:: Task description ::
Every line of the data that contains the string "міської" must be copied.

:: Material shown ::
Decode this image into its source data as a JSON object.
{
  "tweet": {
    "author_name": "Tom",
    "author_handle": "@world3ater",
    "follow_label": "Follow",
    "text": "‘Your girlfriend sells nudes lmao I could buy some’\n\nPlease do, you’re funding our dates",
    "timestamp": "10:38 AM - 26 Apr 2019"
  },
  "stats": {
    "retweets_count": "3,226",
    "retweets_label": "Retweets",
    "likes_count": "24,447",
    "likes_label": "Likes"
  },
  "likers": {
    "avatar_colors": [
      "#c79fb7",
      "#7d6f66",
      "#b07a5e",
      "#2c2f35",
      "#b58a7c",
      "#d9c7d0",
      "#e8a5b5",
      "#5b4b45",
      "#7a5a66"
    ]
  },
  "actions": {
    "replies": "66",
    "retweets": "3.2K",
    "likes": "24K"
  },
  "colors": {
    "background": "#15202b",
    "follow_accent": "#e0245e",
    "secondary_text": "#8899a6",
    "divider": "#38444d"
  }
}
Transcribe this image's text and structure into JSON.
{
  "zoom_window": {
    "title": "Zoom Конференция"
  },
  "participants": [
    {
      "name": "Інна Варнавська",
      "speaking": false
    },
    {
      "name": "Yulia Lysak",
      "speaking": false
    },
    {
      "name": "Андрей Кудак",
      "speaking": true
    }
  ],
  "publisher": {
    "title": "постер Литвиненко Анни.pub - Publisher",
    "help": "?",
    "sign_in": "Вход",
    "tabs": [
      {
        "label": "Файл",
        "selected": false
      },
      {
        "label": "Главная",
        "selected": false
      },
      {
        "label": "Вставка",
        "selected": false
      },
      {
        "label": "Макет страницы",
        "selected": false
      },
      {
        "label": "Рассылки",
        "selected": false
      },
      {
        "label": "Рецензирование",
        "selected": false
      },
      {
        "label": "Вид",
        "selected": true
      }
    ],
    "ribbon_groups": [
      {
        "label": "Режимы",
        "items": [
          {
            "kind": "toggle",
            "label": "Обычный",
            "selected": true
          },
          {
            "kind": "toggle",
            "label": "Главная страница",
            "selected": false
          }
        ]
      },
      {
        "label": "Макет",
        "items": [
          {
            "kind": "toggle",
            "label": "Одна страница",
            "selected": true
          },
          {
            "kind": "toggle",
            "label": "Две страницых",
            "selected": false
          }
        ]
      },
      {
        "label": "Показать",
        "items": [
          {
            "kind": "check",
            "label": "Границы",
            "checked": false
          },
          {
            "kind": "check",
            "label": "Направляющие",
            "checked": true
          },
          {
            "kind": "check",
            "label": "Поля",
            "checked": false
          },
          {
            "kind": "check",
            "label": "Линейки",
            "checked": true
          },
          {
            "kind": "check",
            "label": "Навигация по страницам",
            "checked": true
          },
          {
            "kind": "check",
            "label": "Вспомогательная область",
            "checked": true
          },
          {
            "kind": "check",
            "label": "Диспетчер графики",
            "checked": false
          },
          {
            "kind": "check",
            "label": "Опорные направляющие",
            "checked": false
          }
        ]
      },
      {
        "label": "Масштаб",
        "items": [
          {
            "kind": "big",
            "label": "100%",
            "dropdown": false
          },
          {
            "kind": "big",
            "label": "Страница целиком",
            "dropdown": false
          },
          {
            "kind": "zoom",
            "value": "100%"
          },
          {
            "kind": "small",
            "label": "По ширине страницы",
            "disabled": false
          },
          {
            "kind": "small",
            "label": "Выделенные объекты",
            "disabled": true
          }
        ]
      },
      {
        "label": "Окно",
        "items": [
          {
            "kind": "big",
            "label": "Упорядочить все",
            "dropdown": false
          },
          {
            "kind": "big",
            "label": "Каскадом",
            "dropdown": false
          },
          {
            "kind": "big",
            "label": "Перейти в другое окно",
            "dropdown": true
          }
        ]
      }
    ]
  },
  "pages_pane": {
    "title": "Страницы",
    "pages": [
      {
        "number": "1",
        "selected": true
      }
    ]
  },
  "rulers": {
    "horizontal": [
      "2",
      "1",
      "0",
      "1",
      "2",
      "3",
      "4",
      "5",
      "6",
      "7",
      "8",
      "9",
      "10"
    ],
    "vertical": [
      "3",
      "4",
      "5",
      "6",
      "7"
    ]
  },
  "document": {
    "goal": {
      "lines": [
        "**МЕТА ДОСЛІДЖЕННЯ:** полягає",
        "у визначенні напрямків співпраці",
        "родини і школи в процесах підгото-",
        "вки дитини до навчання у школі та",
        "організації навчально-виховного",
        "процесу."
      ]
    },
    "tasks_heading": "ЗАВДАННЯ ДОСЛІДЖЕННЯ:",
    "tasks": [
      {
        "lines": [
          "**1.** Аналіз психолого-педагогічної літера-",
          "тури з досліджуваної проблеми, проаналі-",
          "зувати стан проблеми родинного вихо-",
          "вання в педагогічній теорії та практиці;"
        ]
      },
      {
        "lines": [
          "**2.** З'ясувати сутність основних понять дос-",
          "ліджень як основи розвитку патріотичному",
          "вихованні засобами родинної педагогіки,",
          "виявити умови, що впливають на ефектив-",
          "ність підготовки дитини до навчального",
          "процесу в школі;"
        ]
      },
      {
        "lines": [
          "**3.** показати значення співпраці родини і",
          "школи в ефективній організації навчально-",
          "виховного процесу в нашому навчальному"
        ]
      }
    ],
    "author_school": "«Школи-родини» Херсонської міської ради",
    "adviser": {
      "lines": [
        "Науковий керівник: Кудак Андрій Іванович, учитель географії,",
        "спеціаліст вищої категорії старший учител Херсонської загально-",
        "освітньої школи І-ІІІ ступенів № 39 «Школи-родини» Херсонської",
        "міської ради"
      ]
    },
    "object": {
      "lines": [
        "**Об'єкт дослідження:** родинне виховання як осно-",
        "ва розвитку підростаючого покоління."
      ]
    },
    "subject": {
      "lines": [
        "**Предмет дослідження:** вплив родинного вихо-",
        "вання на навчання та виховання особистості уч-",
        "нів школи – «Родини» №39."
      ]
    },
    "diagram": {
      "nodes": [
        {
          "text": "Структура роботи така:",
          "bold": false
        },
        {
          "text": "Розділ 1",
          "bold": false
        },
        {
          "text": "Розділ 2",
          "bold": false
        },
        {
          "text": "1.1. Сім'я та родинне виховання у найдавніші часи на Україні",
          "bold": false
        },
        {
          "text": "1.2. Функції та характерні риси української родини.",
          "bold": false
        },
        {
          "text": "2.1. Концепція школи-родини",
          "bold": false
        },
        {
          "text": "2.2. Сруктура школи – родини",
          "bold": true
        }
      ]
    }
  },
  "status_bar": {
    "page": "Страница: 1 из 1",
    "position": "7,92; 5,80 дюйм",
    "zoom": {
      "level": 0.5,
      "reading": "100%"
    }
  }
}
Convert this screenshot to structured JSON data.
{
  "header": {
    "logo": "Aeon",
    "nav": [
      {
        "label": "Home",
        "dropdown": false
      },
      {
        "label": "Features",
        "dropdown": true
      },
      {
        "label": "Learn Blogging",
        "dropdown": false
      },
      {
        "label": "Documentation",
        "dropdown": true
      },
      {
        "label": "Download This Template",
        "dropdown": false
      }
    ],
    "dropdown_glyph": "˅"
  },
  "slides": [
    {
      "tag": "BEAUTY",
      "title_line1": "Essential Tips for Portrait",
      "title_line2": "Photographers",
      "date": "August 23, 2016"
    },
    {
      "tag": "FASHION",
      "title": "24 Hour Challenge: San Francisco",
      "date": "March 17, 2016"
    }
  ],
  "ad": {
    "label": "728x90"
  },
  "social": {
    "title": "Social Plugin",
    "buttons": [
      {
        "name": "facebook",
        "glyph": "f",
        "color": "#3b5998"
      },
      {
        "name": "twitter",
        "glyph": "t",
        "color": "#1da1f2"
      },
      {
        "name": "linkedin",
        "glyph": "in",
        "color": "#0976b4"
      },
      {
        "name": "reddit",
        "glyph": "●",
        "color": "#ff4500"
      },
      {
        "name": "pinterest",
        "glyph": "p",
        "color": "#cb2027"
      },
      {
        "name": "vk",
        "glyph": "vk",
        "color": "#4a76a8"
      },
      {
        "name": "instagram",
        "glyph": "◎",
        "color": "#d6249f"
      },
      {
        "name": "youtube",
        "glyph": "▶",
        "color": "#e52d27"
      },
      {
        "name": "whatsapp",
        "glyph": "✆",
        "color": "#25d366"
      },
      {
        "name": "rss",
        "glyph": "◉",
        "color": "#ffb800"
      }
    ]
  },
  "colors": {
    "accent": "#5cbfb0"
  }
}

:: Correct output ::
    "author_school": "«Школи-родини» Херсонської міської ради",
        "міської ради"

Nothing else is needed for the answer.